▸ Task details
Find each line containing the string "frac" and return it.

▸ Data lines
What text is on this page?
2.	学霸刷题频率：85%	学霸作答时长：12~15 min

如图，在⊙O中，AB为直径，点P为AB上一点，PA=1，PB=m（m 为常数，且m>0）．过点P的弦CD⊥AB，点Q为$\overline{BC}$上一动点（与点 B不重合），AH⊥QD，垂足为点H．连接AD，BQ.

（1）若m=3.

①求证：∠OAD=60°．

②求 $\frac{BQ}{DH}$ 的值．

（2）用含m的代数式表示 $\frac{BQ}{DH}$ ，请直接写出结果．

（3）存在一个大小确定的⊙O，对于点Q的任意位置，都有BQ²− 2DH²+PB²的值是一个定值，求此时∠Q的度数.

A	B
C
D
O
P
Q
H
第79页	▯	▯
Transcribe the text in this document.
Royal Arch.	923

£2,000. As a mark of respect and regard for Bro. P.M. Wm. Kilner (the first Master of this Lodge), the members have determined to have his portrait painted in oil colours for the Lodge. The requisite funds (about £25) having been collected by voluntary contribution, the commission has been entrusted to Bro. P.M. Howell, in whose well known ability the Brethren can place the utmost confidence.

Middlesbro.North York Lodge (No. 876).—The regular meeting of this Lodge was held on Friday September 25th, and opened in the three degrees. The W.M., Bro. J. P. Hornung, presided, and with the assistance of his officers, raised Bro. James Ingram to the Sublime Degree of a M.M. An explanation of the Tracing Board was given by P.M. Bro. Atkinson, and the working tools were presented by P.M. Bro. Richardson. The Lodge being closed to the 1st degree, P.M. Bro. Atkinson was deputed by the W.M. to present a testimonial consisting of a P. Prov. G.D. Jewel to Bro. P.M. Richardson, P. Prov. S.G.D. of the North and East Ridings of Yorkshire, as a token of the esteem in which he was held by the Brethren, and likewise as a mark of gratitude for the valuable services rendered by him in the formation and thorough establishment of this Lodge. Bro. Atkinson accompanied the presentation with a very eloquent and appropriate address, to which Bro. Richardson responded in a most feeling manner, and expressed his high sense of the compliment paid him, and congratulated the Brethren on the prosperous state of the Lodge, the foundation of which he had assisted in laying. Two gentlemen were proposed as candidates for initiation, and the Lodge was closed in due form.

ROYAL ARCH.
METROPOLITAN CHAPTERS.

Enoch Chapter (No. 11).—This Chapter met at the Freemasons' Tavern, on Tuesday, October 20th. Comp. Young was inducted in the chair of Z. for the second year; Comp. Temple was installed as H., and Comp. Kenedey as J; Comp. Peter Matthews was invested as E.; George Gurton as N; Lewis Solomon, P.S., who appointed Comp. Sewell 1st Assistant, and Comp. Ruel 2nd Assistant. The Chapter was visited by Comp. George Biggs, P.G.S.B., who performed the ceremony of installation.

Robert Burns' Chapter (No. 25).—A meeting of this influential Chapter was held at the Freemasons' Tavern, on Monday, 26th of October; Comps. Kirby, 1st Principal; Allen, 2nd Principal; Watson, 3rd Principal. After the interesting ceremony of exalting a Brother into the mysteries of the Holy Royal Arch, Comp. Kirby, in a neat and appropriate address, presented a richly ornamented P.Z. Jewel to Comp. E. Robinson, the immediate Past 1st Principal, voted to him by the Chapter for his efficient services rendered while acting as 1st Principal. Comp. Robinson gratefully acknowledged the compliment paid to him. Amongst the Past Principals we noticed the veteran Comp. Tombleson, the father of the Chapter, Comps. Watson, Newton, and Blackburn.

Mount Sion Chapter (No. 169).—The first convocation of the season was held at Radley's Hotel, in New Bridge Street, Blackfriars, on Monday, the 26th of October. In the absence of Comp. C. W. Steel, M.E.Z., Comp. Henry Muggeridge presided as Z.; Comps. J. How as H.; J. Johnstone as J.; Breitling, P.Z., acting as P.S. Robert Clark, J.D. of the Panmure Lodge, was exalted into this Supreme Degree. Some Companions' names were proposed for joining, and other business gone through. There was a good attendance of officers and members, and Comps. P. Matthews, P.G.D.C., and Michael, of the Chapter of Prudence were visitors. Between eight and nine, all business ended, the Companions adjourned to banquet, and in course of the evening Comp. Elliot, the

▸ Result below
②求 $\frac{BQ}{DH}$ 的值．
（2）用含m的代数式表示 $\frac{BQ}{DH}$ ，请直接写出结果．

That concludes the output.